Print all of the entries exactly, minus the pictures.

- [The input]:
....................

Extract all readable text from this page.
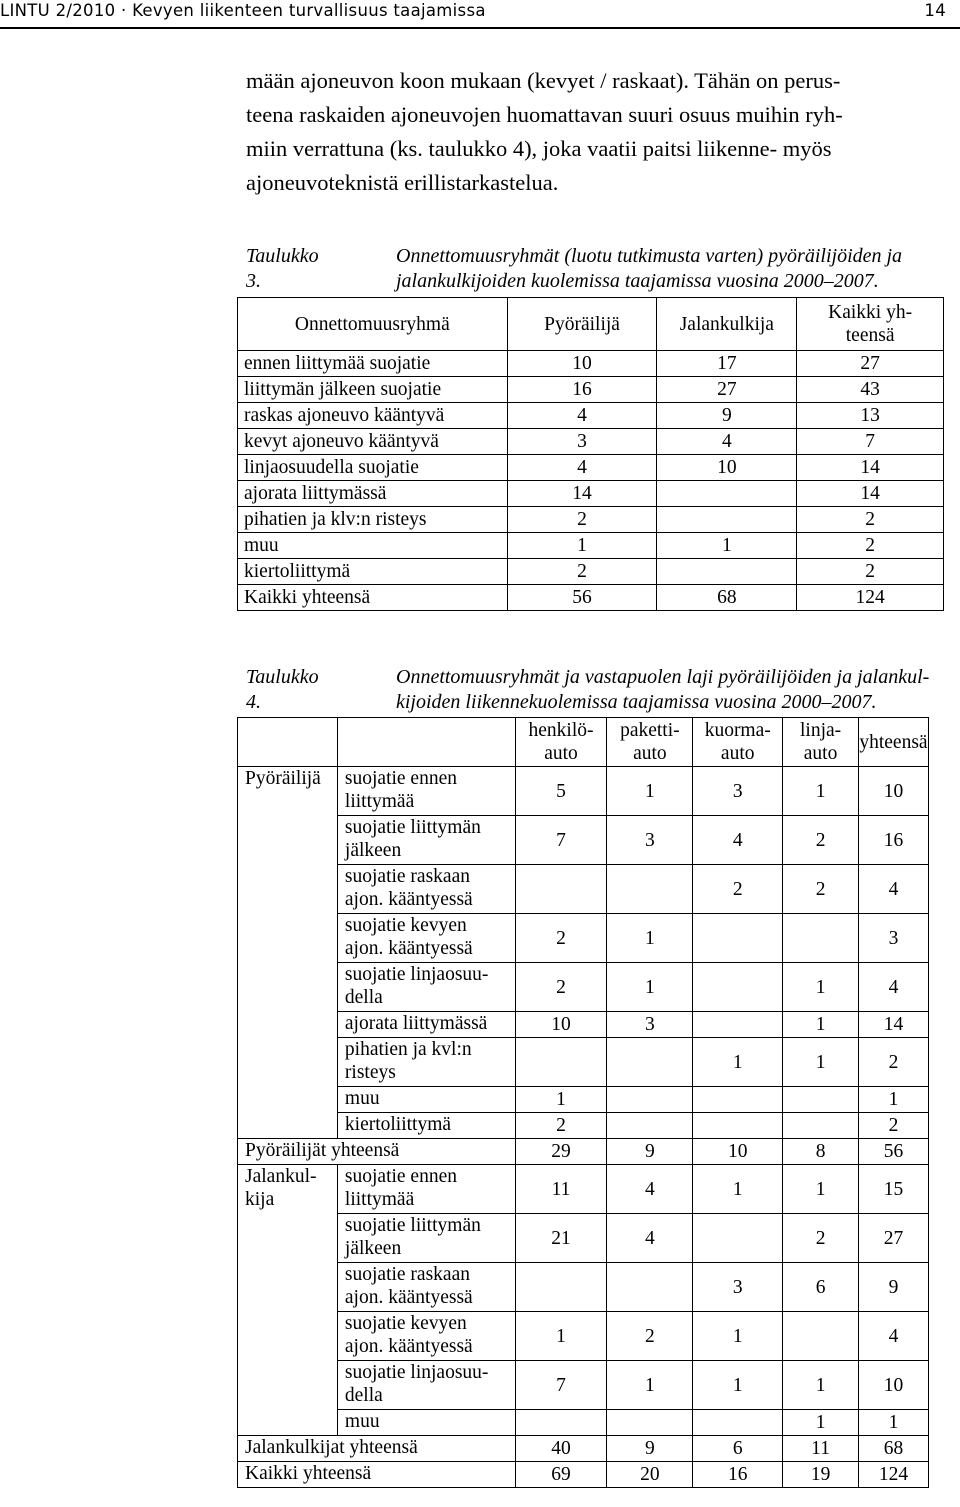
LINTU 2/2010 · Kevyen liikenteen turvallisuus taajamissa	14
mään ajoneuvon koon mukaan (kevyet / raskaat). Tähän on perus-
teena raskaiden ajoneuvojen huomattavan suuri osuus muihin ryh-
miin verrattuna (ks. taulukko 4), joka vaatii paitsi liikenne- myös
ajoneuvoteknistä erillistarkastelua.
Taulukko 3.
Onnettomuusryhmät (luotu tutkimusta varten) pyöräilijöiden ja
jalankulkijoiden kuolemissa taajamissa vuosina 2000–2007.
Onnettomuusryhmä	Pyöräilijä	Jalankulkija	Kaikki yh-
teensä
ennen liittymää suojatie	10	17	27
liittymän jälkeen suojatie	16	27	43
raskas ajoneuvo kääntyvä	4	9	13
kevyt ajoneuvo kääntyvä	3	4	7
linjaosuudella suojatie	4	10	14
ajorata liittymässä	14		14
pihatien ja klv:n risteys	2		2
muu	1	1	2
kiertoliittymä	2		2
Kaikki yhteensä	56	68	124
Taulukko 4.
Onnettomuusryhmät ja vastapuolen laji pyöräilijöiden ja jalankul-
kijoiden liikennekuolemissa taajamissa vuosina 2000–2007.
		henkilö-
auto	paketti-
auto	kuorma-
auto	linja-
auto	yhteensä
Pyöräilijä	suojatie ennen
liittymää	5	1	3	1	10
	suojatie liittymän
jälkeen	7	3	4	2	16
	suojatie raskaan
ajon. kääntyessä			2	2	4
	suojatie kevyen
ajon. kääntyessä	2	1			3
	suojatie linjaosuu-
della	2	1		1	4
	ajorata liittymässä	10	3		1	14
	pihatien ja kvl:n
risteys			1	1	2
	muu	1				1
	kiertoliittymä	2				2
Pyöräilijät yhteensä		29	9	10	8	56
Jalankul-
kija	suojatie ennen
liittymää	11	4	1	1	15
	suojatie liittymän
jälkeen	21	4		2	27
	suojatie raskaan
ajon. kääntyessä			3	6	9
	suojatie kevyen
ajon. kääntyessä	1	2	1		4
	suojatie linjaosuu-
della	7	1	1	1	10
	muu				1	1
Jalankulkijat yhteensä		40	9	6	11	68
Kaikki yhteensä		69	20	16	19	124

....................

- [Task response]:
Extract all readable text from this page.
LINTU 2/2010 · Kevyen liikenteen turvallisuus taajamissa	14
mään ajoneuvon koon mukaan (kevyet / raskaat). Tähän on perus-
teena raskaiden ajoneuvojen huomattavan suuri osuus muihin ryh-
miin verrattuna (ks. taulukko 4), joka vaatii paitsi liikenne- myös
ajoneuvoteknistä erillistarkastelua.
Taulukko 3.
Onnettomuusryhmät (luotu tutkimusta varten) pyöräilijöiden ja
jalankulkijoiden kuolemissa taajamissa vuosina 2000–2007.
Onnettomuusryhmä	Pyöräilijä	Jalankulkija	Kaikki yh-
teensä
ennen liittymää suojatie	10	17	27
liittymän jälkeen suojatie	16	27	43
raskas ajoneuvo kääntyvä	4	9	13
kevyt ajoneuvo kääntyvä	3	4	7
linjaosuudella suojatie	4	10	14
ajorata liittymässä	14		14
pihatien ja klv:n risteys	2		2
muu	1	1	2
kiertoliittymä	2		2
Kaikki yhteensä	56	68	124
Taulukko 4.
Onnettomuusryhmät ja vastapuolen laji pyöräilijöiden ja jalankul-
kijoiden liikennekuolemissa taajamissa vuosina 2000–2007.
		henkilö-
auto	paketti-
auto	kuorma-
auto	linja-
auto	yhteensä
Pyöräilijä	suojatie ennen
liittymää	5	1	3	1	10
	suojatie liittymän
jälkeen	7	3	4	2	16
	suojatie raskaan
ajon. kääntyessä			2	2	4
	suojatie kevyen
ajon. kääntyessä	2	1			3
	suojatie linjaosuu-
della	2	1		1	4
	ajorata liittymässä	10	3		1	14
	pihatien ja kvl:n
risteys			1	1	2
	muu	1				1
	kiertoliittymä	2				2
Pyöräilijät yhteensä		29	9	10	8	56
Jalankul-
kija	suojatie ennen
liittymää	11	4	1	1	15
	suojatie liittymän
jälkeen	21	4		2	27
	suojatie raskaan
ajon. kääntyessä			3	6	9
	suojatie kevyen
ajon. kääntyessä	1	2	1		4
	suojatie linjaosuu-
della	7	1	1	1	10
	muu				1	1
Jalankulkijat yhteensä		40	9	6	11	68
Kaikki yhteensä		69	20	16	19	124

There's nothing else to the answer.